- Given request
Locate every line that holds the string "with" and copy it.

- Material shown
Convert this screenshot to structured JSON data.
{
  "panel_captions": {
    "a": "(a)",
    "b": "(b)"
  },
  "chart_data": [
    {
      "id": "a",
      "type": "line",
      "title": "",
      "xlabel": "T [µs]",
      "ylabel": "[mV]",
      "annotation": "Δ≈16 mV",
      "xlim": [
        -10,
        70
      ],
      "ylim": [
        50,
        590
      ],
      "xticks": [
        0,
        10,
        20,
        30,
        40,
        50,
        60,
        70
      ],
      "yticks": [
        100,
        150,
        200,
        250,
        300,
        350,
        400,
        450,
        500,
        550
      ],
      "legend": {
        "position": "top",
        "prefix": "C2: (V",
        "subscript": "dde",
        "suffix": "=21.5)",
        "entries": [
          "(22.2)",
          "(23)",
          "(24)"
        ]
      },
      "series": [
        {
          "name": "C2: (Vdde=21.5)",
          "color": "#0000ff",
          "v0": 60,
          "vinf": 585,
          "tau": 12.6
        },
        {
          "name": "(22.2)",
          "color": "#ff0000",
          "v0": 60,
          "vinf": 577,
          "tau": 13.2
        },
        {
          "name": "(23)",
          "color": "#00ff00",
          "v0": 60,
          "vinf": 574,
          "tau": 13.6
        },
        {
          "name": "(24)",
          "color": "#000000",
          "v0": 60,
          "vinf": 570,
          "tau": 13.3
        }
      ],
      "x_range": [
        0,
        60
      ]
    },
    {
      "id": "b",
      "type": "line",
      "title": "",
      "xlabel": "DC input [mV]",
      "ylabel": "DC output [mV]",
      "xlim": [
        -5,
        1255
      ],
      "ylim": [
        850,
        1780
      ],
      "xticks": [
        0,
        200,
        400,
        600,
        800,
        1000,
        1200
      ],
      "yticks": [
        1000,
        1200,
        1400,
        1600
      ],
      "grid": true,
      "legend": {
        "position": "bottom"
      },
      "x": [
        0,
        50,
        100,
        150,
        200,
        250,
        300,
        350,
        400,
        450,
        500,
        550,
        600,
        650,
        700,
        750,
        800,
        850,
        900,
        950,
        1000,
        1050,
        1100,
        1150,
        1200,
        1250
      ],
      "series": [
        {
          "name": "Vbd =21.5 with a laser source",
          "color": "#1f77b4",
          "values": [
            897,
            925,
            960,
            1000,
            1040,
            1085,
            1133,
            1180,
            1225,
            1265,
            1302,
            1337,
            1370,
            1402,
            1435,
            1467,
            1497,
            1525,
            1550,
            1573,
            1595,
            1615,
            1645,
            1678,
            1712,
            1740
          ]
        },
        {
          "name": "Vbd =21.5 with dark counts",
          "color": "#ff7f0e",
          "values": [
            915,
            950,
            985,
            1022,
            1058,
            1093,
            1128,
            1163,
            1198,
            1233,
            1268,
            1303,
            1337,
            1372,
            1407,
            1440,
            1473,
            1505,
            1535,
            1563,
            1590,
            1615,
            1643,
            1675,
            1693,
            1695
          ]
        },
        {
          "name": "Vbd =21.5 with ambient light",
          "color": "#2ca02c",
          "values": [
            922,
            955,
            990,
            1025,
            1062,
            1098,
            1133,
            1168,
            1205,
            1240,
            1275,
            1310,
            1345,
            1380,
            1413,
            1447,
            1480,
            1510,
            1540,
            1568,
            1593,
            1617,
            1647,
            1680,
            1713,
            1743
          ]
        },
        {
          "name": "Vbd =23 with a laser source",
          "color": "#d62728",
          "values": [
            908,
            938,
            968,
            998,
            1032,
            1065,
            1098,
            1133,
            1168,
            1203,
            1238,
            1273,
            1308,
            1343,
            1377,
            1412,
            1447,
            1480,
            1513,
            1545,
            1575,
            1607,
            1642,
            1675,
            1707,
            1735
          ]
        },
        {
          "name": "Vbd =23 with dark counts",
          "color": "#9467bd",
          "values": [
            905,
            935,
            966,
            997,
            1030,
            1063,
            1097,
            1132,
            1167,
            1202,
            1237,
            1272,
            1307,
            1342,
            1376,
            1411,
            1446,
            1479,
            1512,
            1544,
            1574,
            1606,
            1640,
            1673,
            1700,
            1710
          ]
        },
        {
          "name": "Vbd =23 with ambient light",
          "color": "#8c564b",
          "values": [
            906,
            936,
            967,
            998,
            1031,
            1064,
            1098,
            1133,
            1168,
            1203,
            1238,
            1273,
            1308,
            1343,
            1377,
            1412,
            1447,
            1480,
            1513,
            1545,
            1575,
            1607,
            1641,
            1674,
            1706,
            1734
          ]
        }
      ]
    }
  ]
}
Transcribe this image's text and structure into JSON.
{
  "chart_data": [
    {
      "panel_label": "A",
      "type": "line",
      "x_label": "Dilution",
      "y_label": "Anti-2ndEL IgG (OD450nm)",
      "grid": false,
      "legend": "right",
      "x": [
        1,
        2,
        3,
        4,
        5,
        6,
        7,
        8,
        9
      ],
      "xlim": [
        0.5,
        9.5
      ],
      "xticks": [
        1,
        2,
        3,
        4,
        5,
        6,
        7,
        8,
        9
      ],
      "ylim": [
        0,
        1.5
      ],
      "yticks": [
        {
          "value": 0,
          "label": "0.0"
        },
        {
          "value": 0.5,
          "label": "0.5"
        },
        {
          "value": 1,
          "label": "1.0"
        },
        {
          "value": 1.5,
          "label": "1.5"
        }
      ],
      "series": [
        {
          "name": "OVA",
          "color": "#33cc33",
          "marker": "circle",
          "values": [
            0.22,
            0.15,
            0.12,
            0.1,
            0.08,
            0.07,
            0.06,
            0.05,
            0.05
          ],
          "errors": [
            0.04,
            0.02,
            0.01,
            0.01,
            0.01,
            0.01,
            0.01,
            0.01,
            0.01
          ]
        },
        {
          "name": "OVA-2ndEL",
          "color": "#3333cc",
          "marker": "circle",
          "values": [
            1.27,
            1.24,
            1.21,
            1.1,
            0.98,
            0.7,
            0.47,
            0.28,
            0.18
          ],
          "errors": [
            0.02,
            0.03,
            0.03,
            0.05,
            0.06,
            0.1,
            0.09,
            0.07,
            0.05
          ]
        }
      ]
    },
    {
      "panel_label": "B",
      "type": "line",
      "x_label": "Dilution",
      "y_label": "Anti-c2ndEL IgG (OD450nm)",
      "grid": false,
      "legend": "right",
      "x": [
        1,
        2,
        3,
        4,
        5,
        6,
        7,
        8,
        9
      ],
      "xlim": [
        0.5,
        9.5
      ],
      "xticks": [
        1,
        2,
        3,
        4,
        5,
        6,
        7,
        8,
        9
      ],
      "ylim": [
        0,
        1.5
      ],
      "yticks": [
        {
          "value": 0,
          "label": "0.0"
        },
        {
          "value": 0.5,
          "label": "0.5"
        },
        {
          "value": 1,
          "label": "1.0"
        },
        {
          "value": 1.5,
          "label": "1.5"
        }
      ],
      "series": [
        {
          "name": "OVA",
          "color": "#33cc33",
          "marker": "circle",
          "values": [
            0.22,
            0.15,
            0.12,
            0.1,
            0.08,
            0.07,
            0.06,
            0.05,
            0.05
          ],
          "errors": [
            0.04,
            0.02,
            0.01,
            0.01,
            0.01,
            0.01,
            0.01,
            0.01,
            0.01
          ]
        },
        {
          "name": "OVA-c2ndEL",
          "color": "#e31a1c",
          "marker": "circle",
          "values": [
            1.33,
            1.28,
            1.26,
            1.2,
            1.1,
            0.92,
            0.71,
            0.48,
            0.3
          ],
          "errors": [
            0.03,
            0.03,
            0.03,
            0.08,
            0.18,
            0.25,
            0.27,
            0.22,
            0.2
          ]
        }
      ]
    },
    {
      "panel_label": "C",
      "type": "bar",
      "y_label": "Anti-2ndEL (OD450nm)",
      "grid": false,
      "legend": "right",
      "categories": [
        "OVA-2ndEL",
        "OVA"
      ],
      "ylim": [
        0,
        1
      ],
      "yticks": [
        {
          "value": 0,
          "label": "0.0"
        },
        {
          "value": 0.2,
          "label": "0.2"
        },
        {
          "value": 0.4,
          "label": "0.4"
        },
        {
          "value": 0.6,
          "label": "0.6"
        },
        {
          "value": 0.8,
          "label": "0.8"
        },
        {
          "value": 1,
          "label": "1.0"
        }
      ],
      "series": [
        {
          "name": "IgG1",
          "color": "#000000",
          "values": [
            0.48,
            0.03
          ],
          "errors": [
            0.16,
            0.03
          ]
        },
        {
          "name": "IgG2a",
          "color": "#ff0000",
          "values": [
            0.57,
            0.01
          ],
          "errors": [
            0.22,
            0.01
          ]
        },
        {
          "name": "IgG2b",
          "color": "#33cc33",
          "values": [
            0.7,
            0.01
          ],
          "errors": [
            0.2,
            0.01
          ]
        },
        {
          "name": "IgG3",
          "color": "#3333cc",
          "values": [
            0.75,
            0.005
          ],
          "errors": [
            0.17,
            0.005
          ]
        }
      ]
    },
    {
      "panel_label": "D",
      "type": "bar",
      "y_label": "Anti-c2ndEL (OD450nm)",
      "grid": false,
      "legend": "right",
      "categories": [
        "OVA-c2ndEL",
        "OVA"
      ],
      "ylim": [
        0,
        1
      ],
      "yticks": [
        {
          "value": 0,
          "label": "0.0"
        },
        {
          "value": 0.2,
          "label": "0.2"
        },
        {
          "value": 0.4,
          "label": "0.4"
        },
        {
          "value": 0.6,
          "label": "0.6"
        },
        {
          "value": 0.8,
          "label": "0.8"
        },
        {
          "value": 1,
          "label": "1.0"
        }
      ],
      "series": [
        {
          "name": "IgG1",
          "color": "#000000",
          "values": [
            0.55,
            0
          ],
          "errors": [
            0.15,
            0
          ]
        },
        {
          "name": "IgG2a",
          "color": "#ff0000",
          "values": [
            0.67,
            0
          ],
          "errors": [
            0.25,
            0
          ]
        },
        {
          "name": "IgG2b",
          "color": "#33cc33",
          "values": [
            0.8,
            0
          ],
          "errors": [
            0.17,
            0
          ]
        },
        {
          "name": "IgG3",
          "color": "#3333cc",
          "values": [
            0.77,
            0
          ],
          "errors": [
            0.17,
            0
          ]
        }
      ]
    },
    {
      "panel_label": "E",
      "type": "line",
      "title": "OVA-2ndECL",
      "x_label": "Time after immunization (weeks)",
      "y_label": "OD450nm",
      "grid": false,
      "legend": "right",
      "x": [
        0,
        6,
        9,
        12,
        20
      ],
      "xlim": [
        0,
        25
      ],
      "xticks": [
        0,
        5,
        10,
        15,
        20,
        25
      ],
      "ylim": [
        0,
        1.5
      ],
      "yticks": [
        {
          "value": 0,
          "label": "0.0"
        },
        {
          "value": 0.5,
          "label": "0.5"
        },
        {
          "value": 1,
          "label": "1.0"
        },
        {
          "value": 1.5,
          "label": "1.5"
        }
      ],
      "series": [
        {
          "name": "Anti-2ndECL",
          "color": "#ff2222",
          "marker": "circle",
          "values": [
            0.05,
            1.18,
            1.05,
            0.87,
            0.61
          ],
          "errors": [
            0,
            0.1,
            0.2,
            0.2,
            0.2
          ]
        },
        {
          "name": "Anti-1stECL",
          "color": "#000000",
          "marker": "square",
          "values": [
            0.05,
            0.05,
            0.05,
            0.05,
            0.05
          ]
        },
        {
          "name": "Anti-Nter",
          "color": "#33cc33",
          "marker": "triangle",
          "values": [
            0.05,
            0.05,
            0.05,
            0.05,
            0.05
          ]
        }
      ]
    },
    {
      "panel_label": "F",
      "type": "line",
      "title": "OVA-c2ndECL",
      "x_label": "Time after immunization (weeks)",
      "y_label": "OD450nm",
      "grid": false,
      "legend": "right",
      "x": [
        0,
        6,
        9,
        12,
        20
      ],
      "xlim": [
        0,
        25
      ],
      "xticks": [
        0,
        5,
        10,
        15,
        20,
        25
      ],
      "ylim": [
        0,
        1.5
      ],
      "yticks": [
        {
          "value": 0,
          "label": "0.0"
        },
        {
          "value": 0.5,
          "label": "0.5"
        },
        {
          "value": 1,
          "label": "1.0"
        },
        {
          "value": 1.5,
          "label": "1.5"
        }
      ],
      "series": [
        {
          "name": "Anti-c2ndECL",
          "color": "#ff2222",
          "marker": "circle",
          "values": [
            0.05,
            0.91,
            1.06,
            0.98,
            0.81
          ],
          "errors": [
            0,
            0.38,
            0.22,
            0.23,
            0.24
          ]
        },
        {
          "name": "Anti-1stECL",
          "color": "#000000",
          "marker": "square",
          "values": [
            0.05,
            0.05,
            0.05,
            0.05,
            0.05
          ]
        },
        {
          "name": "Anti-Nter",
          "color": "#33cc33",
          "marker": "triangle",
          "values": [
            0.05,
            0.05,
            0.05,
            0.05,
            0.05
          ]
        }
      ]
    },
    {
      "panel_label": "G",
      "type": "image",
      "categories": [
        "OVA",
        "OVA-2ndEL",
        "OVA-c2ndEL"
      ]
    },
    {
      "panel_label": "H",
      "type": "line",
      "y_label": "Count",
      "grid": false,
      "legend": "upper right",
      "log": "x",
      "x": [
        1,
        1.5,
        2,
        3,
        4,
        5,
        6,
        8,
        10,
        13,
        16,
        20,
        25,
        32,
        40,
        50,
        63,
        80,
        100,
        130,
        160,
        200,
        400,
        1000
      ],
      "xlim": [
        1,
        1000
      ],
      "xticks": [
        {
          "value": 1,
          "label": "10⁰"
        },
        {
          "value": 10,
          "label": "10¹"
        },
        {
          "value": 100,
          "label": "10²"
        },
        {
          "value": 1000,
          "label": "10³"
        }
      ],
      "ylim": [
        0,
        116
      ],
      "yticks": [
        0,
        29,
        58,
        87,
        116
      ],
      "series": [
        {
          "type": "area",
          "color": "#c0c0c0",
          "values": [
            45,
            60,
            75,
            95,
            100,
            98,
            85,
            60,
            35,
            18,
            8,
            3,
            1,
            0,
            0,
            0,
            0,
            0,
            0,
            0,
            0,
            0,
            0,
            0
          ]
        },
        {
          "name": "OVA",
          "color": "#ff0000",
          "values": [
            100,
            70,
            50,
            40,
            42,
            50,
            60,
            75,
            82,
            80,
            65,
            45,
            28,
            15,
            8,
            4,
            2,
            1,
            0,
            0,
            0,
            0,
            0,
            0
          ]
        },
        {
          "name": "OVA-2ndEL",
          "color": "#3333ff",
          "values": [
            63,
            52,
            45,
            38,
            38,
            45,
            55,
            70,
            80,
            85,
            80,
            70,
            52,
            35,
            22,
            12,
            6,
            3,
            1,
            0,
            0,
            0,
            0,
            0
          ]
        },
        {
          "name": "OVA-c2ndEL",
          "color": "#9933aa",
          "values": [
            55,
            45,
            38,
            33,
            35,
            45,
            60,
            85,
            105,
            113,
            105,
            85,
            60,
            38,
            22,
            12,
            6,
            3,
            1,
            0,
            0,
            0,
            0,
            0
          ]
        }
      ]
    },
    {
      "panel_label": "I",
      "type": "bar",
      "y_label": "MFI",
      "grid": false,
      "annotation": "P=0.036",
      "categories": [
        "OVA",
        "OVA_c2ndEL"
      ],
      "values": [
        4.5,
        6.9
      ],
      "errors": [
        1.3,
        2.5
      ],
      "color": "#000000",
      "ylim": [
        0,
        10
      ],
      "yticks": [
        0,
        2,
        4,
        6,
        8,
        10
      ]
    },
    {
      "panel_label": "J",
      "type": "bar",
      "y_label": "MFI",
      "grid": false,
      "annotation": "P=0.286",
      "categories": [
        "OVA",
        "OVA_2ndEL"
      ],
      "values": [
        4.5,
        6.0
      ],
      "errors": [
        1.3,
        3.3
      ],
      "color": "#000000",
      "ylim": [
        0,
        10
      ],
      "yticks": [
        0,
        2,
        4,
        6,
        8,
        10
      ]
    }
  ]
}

- Final result
          "name": "Vbd =21.5 with a laser source",
          "name": "Vbd =21.5 with dark counts",
          "name": "Vbd =21.5 with ambient light",
          "name": "Vbd =23 with a laser source",
          "name": "Vbd =23 with dark counts",
          "name": "Vbd =23 with ambient light",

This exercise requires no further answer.